→ **GIVEN ENTRIES**
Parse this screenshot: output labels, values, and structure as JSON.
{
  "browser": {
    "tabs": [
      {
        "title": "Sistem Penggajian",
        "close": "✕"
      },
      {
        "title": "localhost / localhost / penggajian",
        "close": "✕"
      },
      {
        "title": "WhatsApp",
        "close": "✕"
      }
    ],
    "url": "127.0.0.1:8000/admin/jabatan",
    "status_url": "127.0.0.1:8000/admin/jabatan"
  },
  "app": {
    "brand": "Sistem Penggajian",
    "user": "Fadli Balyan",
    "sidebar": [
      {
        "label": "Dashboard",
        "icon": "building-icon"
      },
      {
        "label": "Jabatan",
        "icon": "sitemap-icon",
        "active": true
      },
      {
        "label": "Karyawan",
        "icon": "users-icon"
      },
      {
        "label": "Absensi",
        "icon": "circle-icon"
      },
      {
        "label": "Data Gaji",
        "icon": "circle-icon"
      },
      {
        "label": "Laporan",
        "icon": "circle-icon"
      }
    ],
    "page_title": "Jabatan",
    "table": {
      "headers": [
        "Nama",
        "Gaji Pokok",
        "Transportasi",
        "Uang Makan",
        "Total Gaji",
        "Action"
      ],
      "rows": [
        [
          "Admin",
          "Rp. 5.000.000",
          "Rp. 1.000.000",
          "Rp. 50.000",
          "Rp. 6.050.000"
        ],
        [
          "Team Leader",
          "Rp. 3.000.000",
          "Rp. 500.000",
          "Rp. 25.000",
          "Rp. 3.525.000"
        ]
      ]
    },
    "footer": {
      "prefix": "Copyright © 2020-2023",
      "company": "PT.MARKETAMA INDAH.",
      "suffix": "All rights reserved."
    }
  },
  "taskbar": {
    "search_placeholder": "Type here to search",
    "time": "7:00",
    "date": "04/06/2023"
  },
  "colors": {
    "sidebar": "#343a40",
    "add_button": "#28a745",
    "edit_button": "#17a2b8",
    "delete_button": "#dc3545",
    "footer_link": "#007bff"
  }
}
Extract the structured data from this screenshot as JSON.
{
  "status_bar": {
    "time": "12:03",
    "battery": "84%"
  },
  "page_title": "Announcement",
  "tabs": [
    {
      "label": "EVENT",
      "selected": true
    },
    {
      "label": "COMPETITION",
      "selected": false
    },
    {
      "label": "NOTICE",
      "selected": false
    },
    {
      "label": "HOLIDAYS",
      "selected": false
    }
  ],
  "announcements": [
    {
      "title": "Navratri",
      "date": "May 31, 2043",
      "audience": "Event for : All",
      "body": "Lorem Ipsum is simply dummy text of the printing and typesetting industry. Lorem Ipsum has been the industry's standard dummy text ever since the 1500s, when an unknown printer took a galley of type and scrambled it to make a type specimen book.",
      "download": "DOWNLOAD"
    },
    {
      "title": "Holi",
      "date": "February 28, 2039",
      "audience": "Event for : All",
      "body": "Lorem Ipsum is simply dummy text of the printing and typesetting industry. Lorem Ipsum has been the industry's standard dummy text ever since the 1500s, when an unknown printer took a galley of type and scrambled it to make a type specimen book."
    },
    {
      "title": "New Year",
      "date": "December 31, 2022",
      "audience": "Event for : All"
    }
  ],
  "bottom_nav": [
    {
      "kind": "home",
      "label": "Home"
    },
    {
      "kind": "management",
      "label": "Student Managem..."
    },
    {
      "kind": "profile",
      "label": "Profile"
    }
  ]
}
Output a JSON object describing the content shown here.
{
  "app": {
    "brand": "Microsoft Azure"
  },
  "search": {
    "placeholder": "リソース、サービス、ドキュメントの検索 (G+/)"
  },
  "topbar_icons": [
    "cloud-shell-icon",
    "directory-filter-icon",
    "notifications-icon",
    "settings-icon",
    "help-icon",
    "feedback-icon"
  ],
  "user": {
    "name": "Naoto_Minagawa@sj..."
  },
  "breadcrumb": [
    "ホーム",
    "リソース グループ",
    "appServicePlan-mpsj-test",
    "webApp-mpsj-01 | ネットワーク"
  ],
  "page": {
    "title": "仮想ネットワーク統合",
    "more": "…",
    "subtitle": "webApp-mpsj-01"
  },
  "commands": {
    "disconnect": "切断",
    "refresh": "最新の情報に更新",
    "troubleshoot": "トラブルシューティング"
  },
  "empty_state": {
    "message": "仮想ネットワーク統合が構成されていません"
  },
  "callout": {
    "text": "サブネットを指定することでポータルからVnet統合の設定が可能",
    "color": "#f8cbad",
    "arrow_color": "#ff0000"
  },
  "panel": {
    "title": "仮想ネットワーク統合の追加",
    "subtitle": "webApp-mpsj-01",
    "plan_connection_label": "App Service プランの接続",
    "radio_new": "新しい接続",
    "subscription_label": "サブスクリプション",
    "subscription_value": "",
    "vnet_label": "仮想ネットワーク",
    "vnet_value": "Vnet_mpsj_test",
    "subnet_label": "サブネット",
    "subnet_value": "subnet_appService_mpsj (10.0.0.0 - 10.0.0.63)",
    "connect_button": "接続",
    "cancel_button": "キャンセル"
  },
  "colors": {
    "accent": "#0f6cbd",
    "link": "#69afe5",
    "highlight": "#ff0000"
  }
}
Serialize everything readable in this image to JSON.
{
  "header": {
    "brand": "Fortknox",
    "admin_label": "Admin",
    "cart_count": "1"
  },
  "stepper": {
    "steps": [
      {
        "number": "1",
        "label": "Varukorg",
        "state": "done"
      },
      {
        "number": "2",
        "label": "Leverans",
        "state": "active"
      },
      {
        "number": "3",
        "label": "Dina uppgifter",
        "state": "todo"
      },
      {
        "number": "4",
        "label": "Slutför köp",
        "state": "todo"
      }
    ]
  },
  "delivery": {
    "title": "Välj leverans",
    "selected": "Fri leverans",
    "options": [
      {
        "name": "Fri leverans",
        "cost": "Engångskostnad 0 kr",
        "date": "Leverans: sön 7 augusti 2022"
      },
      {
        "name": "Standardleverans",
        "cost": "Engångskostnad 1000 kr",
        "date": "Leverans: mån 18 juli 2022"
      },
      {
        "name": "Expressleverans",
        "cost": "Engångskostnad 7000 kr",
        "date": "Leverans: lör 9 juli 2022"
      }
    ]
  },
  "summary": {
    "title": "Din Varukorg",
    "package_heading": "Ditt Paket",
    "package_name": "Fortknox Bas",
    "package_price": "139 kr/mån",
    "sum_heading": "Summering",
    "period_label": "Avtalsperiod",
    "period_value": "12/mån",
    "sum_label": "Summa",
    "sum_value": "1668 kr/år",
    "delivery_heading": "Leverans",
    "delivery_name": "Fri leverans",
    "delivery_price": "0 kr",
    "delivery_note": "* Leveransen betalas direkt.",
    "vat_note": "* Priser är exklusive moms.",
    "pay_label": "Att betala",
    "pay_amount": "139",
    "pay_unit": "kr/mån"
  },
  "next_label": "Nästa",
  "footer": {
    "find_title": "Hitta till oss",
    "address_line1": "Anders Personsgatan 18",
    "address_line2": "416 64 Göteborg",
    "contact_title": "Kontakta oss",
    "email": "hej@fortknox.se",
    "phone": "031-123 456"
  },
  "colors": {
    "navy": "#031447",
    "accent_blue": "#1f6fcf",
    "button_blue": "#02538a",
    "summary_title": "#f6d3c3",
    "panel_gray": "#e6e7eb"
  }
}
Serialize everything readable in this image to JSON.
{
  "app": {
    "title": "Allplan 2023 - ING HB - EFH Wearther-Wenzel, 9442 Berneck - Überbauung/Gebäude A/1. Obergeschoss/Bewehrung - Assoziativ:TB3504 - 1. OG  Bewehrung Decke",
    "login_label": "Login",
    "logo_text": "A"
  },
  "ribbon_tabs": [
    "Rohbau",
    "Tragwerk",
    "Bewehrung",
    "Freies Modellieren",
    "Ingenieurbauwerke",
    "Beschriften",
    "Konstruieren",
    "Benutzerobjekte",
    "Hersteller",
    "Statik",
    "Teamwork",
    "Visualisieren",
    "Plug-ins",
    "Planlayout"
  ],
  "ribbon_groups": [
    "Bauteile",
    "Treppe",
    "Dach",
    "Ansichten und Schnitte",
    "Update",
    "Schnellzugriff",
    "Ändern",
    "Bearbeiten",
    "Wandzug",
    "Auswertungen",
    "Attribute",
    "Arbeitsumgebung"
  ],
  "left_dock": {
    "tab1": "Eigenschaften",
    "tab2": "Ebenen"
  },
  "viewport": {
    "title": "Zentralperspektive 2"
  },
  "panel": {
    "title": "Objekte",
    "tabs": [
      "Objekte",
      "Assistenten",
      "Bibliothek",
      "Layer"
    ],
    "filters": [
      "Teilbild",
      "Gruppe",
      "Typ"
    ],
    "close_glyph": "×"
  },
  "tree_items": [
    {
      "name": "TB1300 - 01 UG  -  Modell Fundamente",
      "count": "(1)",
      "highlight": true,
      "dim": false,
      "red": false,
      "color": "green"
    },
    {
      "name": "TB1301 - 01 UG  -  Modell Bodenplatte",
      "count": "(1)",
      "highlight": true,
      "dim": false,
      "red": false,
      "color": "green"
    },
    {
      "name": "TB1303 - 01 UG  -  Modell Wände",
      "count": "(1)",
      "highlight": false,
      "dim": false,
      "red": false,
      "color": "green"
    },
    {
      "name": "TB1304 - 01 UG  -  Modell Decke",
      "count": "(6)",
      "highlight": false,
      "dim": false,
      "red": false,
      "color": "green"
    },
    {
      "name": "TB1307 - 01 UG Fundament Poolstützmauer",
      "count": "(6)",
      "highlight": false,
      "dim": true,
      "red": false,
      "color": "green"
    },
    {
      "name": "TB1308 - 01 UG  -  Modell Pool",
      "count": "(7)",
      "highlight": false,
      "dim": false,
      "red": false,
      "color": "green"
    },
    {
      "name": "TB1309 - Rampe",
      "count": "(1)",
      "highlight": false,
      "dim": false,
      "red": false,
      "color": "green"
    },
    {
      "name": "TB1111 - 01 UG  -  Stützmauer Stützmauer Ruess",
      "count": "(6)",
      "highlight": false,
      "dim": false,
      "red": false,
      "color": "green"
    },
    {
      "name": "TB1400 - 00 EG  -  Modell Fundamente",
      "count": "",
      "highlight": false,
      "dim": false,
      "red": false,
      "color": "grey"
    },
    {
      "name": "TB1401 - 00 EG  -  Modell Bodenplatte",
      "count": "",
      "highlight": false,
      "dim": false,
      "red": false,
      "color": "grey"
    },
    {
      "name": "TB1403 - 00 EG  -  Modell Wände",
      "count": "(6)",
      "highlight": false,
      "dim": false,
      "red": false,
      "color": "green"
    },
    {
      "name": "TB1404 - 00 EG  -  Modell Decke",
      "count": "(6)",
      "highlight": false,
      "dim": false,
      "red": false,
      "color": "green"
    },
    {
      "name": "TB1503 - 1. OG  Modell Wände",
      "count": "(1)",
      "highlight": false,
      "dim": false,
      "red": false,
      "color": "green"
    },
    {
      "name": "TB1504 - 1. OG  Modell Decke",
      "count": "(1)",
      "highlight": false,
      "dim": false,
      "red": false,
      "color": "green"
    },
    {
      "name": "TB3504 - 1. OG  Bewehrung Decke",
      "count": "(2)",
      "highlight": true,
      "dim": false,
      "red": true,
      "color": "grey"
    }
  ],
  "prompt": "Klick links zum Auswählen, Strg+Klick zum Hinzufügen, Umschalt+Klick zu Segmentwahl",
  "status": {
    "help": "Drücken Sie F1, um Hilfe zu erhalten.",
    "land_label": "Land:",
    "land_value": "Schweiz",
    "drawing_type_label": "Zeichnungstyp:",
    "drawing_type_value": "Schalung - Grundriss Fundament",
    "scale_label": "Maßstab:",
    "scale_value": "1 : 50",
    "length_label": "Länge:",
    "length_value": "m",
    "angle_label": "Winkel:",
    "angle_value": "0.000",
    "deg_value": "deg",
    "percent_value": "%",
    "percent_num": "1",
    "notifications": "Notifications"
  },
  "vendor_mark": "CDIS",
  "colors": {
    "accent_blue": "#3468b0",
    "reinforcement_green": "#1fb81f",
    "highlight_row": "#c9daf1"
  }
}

→ **EXERCISE DESCRIPTION**
Show every line from the entries above in which the word "specimen" appears.

→ **THE RESULT**
      "body": "Lorem Ipsum is simply dummy text of the printing and typesetting industry. Lorem Ipsum has been the industry's standard dummy text ever since the 1500s, when an unknown printer took a galley of type and scrambled it to make a type specimen book.",
      "body": "Lorem Ipsum is simply dummy text of the printing and typesetting industry. Lorem Ipsum has been the industry's standard dummy text ever since the 1500s, when an unknown printer took a galley of type and scrambled it to make a type specimen book."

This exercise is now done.